— Start of Data to use —

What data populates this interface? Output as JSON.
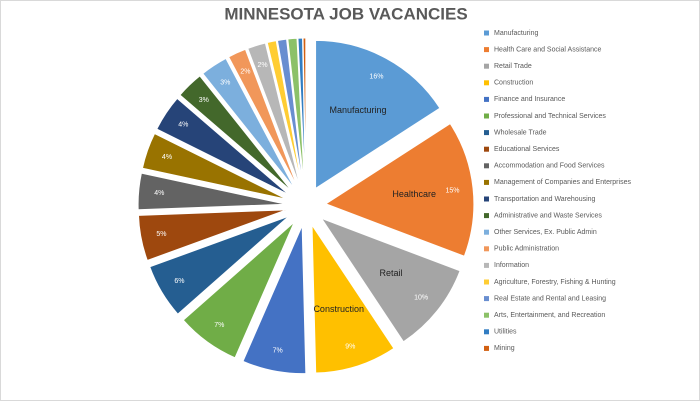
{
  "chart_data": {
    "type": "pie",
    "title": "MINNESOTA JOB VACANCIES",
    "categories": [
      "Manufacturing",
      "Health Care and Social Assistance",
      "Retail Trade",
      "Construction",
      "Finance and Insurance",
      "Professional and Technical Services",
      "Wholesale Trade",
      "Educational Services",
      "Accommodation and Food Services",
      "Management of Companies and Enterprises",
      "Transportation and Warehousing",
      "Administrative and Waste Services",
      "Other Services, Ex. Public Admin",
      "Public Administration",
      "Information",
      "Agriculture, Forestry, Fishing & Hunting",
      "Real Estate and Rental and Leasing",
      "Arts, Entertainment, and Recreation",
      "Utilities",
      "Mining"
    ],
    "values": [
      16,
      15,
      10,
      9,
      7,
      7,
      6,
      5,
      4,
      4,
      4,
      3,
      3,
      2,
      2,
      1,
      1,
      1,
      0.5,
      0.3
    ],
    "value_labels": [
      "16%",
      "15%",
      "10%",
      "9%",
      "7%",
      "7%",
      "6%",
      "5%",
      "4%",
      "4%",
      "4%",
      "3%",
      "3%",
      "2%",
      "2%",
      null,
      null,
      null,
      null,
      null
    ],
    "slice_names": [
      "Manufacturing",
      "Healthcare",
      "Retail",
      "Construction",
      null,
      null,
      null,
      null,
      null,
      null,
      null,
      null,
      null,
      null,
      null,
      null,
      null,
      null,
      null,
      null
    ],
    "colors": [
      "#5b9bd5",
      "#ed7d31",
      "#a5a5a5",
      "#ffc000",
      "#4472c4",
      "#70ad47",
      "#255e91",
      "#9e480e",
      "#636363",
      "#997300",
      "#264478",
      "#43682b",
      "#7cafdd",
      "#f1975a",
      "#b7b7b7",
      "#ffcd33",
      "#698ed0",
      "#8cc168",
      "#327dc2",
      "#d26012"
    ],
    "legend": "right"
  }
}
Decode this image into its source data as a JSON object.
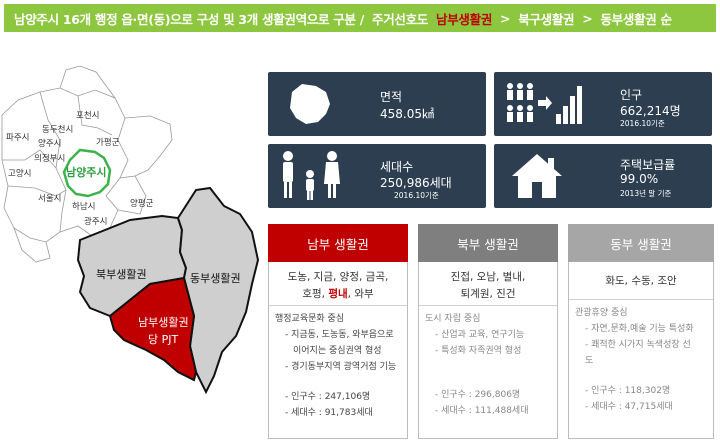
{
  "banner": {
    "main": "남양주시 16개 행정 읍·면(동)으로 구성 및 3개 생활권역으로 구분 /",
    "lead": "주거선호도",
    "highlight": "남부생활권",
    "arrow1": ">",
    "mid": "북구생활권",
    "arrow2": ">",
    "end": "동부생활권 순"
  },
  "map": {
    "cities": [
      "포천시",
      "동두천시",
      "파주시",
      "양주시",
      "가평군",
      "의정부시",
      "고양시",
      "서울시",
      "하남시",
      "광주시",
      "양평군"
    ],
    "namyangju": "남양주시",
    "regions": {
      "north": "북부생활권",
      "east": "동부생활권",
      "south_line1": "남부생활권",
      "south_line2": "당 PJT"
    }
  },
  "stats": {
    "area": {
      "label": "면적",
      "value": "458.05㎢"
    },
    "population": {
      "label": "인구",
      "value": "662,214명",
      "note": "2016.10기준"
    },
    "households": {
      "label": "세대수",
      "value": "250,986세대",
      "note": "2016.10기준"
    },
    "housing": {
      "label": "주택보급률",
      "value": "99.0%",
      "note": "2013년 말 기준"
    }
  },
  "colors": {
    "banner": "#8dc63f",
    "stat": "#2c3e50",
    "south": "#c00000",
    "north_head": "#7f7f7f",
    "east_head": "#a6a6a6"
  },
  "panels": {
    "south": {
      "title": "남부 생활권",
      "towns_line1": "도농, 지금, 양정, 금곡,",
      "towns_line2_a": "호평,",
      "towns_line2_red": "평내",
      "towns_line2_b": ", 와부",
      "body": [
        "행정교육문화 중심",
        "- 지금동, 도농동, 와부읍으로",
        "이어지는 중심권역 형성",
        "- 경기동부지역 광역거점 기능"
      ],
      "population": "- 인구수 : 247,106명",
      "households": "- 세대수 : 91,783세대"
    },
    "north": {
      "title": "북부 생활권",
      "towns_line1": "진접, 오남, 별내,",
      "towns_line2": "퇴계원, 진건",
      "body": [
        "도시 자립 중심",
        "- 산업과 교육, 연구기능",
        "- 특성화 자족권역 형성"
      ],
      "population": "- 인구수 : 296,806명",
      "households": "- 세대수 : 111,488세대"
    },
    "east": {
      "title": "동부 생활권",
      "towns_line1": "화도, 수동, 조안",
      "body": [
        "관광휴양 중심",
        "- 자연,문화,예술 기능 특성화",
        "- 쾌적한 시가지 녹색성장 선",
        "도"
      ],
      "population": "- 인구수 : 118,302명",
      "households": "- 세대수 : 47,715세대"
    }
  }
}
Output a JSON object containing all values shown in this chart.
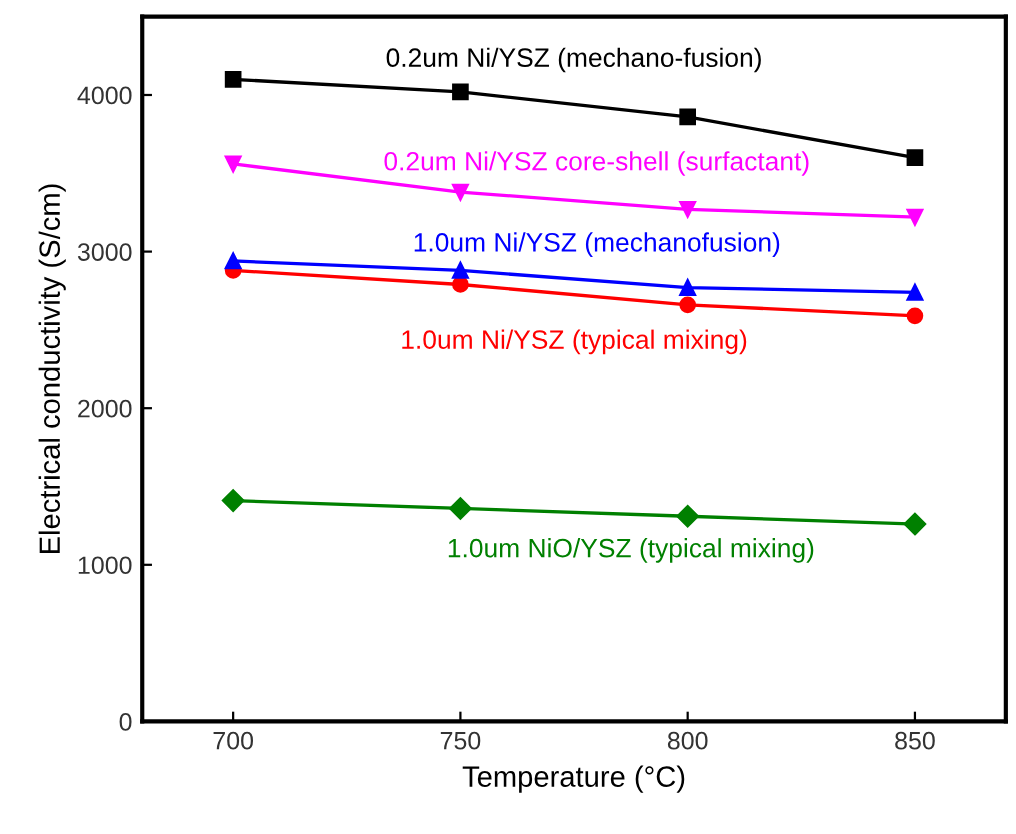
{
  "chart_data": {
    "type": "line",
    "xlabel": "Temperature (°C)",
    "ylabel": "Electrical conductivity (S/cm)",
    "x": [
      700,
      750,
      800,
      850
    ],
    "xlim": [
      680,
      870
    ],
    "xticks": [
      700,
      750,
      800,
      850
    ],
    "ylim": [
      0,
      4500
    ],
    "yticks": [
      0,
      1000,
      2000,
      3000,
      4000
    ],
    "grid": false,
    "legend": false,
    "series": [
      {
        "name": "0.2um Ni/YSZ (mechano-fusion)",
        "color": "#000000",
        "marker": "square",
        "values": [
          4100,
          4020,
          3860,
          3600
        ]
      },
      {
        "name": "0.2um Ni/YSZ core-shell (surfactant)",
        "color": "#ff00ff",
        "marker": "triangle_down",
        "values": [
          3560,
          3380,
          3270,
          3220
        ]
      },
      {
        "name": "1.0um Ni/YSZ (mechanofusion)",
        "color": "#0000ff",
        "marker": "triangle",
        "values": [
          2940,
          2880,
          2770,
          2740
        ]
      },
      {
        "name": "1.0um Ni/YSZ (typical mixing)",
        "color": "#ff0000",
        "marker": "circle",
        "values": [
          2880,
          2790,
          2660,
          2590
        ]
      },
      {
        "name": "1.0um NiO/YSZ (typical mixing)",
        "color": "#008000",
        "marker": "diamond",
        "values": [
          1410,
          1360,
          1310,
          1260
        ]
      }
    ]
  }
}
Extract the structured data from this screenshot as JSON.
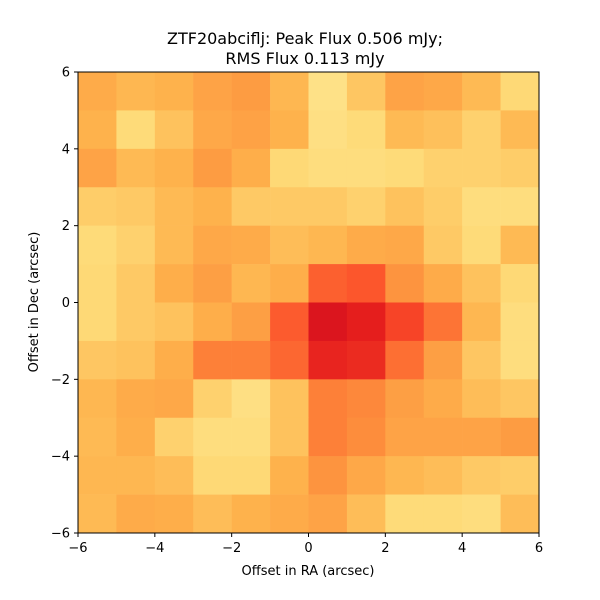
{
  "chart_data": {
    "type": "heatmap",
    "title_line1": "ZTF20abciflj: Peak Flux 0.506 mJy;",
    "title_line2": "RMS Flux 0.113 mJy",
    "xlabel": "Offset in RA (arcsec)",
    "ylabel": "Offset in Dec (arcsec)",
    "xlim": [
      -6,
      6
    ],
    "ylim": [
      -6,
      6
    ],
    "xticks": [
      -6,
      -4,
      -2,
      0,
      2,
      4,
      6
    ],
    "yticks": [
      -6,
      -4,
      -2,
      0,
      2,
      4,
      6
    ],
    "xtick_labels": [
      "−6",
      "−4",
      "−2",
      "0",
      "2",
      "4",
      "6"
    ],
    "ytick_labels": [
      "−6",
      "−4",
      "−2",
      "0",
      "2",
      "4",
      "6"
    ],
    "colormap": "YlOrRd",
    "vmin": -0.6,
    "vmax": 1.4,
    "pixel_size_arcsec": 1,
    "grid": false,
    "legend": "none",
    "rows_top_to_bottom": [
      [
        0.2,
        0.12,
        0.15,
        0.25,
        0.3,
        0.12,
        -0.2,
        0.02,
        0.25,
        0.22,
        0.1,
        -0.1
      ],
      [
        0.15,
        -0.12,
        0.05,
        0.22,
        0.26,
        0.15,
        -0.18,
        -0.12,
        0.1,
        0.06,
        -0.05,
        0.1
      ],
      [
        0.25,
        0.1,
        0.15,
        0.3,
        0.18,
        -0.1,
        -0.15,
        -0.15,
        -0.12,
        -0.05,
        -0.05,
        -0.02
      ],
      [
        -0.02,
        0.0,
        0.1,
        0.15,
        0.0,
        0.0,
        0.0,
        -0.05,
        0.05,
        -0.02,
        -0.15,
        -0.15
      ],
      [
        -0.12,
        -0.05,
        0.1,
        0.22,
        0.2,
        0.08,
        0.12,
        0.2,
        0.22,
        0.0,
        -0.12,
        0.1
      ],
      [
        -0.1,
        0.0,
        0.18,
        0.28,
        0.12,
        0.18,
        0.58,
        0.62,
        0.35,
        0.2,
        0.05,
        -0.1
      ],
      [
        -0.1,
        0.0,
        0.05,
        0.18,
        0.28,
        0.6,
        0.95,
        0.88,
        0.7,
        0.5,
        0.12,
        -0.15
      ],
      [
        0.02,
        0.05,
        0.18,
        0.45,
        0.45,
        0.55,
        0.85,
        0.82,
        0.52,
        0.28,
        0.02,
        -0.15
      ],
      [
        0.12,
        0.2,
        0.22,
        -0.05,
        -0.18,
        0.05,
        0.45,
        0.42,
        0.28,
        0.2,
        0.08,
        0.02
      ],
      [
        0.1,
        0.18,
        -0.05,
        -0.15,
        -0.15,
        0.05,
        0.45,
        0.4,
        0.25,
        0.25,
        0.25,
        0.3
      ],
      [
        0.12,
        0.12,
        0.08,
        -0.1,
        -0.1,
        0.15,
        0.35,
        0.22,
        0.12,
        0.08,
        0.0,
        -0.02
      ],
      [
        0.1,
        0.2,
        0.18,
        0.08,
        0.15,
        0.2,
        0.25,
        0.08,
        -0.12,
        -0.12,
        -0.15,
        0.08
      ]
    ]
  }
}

— End of Data to use —

**Prompt**
Among the lines above, how many contain the string "households"? State the number alone.

**Final result**
4